*Collected data*
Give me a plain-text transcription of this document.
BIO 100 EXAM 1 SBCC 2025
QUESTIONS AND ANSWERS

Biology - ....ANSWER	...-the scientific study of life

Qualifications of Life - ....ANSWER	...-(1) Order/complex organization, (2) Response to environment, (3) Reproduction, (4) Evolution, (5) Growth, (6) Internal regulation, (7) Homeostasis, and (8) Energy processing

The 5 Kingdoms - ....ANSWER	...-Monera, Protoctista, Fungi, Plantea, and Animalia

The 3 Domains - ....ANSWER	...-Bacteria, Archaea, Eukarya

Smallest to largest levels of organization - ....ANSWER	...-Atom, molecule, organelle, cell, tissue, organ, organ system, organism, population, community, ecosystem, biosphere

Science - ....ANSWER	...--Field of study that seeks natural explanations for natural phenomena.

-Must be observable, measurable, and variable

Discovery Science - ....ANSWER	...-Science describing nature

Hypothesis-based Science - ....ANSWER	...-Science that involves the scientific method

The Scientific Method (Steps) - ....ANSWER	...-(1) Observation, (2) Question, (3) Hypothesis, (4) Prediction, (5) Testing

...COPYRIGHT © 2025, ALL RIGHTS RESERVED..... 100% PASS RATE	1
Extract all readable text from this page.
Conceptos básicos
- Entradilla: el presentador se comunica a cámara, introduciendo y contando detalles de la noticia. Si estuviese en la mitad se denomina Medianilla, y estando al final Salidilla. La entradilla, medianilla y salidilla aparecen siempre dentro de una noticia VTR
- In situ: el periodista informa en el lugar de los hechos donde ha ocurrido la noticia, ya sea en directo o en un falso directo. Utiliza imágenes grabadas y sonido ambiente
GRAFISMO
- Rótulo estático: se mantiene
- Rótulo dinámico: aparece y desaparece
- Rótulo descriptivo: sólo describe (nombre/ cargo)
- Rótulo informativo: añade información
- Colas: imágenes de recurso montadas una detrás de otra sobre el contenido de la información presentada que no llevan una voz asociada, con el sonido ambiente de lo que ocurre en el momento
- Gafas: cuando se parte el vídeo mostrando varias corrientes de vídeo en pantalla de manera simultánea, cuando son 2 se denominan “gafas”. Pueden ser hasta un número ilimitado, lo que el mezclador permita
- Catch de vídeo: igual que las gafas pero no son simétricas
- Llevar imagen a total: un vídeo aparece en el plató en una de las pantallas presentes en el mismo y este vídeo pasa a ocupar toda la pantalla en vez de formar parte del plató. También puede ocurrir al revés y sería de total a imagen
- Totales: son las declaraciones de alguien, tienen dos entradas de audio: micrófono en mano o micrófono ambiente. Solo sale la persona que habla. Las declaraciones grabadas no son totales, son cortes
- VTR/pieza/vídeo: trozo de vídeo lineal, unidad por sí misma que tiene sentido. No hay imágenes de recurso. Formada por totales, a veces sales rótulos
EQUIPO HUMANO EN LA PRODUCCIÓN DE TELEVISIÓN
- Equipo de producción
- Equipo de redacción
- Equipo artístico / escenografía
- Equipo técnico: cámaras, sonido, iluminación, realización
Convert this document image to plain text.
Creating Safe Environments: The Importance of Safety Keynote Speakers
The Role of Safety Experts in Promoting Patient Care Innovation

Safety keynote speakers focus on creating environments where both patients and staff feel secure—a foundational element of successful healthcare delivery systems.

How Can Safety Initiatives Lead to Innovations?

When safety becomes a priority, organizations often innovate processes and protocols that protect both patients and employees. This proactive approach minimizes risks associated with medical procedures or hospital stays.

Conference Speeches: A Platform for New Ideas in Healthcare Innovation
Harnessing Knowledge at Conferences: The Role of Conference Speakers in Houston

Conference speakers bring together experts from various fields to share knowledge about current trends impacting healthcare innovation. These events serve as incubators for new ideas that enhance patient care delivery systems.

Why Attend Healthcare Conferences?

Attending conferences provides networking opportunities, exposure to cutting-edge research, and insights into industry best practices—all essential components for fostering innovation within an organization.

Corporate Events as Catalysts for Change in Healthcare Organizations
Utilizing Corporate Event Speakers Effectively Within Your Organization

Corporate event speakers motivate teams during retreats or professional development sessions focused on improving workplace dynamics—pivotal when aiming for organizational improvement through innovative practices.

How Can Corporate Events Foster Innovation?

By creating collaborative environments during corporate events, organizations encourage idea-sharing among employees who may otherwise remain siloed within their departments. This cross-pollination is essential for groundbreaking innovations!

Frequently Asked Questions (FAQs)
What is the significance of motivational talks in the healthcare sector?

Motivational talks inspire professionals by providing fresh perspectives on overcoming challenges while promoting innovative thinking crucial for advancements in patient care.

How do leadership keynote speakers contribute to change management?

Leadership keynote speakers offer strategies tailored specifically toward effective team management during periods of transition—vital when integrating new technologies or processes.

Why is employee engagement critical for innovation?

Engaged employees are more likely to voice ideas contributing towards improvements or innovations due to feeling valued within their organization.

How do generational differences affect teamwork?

*ASSIGNMENT*
All lines of the entries containing the string "información" must be shown in full.

*OUTPUT FOR THIS EXERCISE*
- Rótulo informativo: añade información
- Colas: imágenes de recurso montadas una detrás de otra sobre el contenido de la información presentada que no llevan una voz asociada, con el sonido ambiente de lo que ocurre en el momento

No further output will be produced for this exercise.